• GIVEN EXERCISE
Look through the lines and report how many include the word "December", giving nothing but the number.

(Rows from a figure dataset)
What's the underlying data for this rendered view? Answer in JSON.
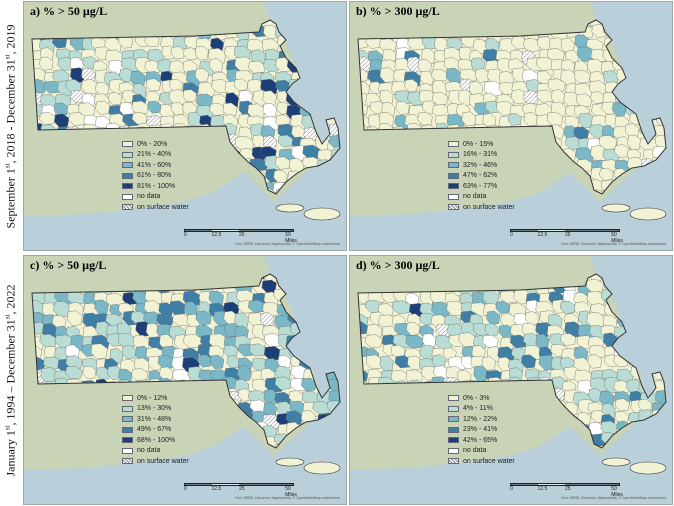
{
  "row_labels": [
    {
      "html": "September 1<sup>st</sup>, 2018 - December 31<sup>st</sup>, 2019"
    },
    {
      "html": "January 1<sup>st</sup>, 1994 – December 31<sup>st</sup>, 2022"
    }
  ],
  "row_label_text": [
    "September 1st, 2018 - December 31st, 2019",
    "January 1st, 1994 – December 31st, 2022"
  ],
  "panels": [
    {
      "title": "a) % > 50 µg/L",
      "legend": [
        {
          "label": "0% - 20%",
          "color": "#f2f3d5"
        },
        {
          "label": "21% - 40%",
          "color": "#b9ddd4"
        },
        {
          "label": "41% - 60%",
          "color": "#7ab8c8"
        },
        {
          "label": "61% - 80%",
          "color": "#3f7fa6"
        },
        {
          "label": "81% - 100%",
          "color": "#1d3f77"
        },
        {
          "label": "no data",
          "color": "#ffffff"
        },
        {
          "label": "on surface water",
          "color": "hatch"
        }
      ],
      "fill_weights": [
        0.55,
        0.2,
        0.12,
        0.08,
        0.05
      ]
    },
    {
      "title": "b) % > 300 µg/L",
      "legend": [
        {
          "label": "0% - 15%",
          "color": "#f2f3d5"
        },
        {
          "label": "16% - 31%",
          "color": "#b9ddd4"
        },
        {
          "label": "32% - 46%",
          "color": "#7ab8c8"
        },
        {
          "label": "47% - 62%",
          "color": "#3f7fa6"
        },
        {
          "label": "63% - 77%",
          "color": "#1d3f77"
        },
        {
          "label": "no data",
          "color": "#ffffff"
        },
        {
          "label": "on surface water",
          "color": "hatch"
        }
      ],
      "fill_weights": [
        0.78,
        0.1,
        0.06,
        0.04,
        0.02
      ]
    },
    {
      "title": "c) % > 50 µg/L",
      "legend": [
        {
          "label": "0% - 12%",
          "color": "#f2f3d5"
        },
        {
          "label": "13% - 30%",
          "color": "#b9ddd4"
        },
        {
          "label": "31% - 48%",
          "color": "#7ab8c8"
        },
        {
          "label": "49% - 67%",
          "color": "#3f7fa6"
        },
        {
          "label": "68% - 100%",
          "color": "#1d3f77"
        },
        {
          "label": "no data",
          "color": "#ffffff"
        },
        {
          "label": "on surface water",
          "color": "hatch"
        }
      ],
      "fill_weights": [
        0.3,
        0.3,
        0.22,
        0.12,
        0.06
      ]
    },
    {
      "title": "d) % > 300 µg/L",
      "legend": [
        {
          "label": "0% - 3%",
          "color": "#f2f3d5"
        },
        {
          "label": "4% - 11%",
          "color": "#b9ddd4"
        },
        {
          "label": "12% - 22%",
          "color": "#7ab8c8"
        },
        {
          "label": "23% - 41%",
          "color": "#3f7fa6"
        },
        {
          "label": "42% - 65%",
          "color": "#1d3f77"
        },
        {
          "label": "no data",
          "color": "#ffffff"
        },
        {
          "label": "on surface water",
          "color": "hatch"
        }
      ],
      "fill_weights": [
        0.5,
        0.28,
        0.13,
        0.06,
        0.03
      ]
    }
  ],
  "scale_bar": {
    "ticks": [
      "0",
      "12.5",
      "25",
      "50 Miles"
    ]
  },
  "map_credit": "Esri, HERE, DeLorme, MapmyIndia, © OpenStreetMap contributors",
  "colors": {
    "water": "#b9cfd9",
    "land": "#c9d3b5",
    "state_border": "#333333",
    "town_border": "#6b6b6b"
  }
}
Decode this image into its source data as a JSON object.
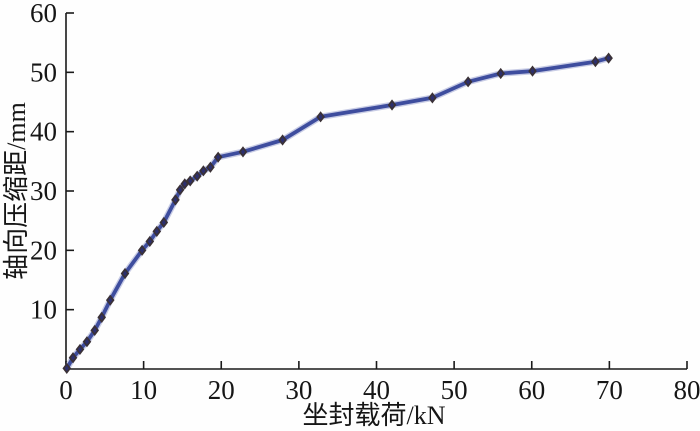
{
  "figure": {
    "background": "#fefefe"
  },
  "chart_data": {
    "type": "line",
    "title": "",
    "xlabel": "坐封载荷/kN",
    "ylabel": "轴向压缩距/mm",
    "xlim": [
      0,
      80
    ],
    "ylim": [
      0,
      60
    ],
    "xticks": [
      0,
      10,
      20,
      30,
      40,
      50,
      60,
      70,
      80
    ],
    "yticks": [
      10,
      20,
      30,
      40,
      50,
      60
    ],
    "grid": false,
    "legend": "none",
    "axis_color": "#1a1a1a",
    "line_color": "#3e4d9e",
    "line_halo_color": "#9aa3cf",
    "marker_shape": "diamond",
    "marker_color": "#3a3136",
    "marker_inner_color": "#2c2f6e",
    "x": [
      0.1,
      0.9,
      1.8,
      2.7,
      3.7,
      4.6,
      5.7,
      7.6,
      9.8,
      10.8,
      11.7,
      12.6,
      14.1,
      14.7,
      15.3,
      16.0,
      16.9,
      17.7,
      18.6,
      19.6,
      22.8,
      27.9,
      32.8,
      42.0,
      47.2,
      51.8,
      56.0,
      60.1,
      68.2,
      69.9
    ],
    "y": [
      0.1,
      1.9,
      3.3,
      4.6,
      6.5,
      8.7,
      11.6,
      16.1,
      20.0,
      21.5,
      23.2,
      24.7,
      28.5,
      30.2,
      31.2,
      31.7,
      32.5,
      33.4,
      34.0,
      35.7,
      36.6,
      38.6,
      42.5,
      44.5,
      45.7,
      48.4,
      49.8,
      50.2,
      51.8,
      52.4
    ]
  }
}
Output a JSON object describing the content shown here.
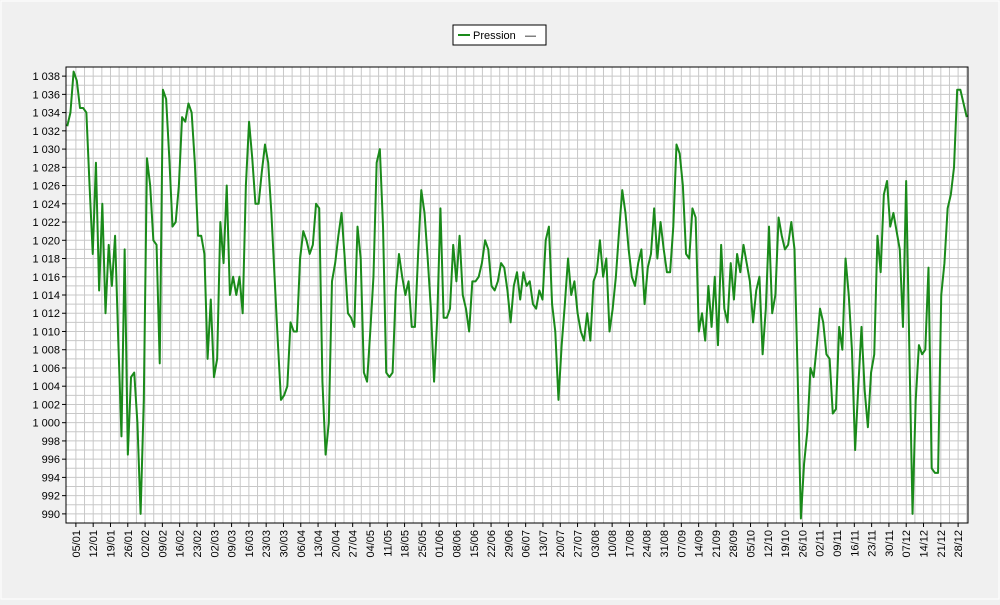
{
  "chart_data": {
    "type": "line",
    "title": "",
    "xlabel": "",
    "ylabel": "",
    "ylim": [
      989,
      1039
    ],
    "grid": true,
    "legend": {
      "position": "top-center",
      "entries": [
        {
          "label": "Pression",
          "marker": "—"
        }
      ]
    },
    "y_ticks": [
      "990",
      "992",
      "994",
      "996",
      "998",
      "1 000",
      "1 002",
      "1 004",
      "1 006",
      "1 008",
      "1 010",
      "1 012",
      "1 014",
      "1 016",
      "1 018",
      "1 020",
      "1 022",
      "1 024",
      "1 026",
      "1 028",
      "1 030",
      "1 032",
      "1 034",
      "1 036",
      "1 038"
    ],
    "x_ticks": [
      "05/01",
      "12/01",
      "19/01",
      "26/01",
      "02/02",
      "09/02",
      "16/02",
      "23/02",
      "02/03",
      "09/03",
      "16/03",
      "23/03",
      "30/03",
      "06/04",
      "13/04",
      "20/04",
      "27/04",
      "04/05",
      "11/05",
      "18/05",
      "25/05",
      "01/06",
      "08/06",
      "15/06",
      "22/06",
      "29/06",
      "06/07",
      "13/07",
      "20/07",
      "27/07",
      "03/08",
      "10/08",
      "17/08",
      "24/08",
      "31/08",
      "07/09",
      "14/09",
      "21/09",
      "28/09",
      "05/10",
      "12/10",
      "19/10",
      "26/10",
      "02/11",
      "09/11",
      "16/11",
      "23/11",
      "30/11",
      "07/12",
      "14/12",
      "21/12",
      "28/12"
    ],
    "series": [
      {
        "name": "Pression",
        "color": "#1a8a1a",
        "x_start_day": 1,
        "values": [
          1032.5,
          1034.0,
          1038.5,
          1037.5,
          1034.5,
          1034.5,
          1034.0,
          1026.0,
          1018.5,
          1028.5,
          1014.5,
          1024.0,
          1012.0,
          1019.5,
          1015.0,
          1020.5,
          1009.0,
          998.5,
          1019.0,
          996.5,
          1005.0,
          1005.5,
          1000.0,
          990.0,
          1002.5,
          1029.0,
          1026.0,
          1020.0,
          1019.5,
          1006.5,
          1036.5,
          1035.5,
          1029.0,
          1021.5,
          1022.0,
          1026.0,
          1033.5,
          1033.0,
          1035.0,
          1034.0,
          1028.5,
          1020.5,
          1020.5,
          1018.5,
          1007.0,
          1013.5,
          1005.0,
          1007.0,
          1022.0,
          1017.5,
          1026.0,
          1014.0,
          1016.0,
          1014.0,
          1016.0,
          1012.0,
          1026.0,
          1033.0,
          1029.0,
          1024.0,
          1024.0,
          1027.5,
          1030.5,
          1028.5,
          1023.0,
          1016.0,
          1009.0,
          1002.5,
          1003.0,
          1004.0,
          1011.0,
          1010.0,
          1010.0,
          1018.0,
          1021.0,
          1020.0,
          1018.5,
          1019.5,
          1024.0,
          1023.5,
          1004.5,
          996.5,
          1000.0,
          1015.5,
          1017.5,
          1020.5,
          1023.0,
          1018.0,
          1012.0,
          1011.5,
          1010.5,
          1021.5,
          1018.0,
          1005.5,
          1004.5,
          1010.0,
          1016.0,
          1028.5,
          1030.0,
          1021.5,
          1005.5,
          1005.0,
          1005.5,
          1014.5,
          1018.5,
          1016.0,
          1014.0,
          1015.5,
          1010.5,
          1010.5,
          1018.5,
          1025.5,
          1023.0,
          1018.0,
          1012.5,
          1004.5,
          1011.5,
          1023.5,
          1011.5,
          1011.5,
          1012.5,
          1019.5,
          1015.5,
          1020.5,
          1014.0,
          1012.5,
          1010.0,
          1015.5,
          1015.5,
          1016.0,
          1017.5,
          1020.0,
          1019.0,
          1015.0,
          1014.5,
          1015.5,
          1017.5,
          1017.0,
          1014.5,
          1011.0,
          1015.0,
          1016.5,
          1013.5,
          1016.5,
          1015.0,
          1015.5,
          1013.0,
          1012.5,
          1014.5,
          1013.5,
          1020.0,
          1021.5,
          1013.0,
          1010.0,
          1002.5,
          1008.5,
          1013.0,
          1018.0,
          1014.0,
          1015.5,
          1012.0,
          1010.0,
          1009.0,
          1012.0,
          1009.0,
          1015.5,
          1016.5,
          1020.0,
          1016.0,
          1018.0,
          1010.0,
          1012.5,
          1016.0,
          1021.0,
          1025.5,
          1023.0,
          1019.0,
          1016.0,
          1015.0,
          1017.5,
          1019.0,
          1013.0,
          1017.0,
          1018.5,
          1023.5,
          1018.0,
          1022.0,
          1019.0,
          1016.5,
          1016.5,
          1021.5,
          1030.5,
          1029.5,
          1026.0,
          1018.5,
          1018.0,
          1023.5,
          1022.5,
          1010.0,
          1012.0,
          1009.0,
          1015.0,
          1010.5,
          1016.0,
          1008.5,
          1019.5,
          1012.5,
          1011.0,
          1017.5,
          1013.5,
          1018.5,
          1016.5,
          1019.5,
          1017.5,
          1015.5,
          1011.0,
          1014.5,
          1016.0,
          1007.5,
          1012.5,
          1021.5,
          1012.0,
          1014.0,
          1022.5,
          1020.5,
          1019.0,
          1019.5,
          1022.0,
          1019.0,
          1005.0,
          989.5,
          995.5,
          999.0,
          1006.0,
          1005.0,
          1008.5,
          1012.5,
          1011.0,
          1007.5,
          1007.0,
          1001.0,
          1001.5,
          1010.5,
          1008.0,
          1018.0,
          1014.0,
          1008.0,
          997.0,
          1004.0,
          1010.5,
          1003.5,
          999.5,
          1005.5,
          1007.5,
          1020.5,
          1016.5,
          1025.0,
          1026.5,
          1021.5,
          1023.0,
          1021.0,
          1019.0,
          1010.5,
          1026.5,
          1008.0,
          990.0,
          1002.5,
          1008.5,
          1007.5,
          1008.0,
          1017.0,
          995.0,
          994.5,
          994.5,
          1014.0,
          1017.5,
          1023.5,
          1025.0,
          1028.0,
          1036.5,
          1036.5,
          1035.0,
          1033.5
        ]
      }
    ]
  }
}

• FINAL ANSWER
4